Task description: For the data that follows, report how many lines contain the word "Realizations", and nothing else.
** START OF Exercise input **
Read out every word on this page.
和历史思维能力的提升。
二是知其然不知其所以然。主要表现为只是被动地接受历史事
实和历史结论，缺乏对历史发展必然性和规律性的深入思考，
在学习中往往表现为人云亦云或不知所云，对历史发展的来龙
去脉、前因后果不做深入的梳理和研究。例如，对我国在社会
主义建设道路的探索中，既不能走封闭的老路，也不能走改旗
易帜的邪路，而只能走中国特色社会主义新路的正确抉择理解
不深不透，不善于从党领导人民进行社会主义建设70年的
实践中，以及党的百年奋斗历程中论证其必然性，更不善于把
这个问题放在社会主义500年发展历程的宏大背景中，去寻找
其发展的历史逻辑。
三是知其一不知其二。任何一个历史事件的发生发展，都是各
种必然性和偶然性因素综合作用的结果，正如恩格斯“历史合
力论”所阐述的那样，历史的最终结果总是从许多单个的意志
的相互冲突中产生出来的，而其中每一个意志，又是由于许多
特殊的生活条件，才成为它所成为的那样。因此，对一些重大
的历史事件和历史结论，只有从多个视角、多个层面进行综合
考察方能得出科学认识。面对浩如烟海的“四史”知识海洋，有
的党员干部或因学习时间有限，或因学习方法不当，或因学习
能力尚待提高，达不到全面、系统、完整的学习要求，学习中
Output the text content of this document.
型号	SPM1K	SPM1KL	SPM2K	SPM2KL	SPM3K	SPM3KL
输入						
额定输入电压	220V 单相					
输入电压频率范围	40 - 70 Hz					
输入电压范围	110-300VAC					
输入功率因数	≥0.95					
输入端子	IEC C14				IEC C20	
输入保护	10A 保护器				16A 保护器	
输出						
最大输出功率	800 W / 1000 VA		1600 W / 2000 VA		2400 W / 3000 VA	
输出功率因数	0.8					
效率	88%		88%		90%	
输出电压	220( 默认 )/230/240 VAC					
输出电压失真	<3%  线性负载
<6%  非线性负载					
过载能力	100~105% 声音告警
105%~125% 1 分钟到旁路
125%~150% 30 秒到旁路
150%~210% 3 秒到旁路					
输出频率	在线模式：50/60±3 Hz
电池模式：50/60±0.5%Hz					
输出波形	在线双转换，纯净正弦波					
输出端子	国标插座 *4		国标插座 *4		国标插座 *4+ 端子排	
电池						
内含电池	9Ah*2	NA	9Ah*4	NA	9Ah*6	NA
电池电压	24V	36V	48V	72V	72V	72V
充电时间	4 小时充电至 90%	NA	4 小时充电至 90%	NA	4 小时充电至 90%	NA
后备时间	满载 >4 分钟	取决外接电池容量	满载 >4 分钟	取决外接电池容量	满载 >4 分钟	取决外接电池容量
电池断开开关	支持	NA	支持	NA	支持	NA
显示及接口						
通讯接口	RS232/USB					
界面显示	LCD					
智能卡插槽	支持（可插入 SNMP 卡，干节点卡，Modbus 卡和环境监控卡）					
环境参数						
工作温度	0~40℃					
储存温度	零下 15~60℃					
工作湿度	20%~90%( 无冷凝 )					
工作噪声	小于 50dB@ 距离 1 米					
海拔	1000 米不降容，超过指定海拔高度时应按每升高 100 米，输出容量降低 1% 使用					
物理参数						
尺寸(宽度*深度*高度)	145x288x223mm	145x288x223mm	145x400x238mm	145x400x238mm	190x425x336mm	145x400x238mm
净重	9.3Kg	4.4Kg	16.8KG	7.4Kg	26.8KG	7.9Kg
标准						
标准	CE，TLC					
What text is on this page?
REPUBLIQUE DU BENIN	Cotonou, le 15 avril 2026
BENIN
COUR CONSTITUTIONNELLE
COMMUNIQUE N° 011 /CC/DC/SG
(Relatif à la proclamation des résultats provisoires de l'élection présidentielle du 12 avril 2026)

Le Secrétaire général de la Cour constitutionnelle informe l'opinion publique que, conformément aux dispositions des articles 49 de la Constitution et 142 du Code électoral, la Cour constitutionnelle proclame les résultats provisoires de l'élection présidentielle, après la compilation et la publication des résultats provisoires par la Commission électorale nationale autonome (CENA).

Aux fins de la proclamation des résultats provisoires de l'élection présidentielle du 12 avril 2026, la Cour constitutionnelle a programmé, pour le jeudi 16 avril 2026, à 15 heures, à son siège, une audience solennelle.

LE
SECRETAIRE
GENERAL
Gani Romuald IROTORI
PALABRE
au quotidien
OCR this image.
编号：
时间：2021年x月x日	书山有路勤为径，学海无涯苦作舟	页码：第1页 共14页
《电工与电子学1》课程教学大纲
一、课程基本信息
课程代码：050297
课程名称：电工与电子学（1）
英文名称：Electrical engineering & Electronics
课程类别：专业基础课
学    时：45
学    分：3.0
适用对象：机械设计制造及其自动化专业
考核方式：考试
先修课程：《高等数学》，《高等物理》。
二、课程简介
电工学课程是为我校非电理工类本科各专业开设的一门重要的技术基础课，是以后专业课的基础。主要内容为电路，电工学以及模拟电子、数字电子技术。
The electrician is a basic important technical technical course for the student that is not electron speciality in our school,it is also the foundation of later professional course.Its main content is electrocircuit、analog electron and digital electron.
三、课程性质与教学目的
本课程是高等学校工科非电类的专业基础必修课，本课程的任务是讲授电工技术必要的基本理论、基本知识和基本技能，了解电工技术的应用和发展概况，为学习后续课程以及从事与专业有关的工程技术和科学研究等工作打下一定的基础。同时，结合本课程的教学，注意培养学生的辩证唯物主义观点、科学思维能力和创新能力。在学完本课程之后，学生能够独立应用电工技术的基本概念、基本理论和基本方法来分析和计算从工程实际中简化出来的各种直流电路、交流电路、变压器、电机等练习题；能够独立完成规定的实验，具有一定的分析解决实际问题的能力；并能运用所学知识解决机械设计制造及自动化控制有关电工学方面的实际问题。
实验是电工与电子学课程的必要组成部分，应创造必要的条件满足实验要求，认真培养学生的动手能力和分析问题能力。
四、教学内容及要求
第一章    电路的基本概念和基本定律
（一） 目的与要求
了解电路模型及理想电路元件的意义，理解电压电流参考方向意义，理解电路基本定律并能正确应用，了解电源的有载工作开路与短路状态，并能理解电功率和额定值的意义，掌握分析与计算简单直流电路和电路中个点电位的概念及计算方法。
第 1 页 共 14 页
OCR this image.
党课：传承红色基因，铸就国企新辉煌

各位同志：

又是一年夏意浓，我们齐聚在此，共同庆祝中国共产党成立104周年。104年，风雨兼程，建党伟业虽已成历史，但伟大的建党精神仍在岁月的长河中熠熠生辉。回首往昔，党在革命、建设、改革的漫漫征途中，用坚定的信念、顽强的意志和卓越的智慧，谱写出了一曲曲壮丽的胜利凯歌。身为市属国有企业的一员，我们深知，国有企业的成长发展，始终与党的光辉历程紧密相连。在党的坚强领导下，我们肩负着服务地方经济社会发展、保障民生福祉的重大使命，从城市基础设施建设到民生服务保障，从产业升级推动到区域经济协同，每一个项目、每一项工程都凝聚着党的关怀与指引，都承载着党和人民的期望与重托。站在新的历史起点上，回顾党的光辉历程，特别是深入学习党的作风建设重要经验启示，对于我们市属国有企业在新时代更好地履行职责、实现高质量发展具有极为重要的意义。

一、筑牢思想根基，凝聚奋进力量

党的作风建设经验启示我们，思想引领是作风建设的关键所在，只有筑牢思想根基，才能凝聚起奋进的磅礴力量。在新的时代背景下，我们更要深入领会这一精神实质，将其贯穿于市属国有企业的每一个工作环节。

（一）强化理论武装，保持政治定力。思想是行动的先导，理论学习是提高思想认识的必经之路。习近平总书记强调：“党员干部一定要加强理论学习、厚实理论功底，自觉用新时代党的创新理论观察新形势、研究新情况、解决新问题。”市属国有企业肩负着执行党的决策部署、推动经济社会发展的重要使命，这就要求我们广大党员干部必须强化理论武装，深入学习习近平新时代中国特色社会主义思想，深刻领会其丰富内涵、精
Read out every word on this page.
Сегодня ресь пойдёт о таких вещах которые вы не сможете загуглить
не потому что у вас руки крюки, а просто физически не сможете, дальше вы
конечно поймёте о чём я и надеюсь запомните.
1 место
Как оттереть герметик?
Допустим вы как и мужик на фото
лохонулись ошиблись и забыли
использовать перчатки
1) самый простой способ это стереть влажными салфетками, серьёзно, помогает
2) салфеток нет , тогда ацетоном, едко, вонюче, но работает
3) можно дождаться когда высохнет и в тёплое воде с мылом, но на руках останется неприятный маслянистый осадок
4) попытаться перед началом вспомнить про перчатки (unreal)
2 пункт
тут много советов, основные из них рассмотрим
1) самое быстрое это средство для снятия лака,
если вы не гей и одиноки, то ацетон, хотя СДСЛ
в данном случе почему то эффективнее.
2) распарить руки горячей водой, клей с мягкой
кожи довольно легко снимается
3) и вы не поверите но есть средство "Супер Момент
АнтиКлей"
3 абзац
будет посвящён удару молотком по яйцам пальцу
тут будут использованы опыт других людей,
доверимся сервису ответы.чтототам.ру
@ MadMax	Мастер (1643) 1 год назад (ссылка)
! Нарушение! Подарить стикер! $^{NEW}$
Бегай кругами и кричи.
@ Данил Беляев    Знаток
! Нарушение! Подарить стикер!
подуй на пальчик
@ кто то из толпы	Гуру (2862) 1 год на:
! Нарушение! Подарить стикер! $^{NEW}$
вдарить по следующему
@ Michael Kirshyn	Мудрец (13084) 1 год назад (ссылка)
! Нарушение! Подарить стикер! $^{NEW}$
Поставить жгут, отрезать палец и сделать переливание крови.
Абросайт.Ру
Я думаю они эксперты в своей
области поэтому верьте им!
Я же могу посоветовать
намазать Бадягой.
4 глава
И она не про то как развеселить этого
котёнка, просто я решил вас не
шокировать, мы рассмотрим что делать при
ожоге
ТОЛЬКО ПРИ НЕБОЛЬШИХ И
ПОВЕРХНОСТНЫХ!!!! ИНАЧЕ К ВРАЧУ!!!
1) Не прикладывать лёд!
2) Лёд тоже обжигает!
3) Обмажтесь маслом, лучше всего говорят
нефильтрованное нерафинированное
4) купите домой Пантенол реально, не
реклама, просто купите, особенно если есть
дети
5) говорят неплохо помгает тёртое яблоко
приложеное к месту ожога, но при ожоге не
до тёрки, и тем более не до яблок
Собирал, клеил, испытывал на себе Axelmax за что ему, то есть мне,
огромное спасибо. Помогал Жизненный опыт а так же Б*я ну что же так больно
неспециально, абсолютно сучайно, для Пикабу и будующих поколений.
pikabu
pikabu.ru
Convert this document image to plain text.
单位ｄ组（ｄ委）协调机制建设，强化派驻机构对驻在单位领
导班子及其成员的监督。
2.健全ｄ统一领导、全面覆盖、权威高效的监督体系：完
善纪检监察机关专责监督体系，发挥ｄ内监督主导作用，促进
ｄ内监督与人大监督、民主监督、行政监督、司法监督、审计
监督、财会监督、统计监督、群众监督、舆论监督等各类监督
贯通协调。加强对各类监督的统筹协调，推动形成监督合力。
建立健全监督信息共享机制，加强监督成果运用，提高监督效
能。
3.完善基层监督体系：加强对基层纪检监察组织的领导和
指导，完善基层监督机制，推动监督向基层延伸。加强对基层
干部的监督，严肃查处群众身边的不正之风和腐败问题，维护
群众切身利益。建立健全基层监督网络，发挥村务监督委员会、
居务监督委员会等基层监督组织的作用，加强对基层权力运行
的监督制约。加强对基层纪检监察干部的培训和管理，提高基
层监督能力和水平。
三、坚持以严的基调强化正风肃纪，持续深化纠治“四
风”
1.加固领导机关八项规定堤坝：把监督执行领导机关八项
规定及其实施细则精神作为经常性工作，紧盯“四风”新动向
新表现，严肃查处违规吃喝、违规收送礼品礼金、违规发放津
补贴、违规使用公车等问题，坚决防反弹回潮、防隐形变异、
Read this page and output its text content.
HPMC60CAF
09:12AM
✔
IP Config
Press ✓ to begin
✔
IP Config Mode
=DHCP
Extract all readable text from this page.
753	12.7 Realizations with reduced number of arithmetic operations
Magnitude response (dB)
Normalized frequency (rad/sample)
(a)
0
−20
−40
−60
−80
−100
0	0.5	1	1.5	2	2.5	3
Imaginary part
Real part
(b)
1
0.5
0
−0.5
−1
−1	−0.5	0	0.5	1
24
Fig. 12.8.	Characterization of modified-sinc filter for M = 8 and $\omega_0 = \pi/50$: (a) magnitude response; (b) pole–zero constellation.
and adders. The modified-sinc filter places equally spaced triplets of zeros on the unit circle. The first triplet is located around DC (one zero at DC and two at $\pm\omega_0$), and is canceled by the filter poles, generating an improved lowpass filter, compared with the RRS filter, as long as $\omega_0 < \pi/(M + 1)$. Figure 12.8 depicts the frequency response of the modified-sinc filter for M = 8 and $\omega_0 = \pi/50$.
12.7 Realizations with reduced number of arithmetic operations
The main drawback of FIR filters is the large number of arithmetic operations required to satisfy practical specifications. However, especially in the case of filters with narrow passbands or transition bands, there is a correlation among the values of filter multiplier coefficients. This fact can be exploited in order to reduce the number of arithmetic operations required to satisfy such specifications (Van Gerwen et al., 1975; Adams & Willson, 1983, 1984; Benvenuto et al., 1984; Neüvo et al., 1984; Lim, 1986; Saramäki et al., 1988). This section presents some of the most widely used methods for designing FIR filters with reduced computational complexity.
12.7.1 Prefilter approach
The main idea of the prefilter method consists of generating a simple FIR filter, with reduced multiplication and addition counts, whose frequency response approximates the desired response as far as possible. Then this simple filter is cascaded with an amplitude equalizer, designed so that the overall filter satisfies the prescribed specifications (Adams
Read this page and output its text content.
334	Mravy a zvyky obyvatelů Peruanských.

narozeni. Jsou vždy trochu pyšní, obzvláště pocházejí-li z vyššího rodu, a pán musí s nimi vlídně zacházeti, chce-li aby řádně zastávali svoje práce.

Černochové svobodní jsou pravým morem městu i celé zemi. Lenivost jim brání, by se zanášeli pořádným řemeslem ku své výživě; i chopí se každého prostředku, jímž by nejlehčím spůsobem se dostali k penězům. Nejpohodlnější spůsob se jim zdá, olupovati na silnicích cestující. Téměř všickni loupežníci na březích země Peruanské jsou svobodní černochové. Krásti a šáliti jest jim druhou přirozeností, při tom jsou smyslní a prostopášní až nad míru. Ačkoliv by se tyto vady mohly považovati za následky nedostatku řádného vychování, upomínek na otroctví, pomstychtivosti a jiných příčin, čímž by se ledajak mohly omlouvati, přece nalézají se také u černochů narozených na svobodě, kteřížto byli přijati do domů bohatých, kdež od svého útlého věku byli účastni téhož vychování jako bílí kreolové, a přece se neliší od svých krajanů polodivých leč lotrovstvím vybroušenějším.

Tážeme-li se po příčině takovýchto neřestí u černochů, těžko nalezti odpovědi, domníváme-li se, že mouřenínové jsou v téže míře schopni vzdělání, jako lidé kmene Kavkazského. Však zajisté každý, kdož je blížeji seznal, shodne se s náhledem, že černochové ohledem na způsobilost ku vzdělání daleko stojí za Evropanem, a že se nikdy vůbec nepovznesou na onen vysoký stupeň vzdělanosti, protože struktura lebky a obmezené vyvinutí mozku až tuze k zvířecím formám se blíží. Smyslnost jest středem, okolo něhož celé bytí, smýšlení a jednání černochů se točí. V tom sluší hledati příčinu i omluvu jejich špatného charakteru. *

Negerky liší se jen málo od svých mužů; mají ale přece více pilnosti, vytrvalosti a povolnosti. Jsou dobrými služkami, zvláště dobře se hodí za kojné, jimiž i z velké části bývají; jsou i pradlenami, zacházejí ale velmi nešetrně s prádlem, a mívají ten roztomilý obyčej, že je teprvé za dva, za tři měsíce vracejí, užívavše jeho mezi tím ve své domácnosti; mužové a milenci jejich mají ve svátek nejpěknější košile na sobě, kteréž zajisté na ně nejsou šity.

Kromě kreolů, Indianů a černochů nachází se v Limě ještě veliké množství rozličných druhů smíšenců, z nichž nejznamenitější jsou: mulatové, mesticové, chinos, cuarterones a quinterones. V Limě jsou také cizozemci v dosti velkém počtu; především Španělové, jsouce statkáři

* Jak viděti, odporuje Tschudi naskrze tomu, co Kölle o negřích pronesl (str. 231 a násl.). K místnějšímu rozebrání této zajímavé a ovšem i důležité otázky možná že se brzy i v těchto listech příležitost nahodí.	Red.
** END OF Exercise input **
Result of the exercise: 2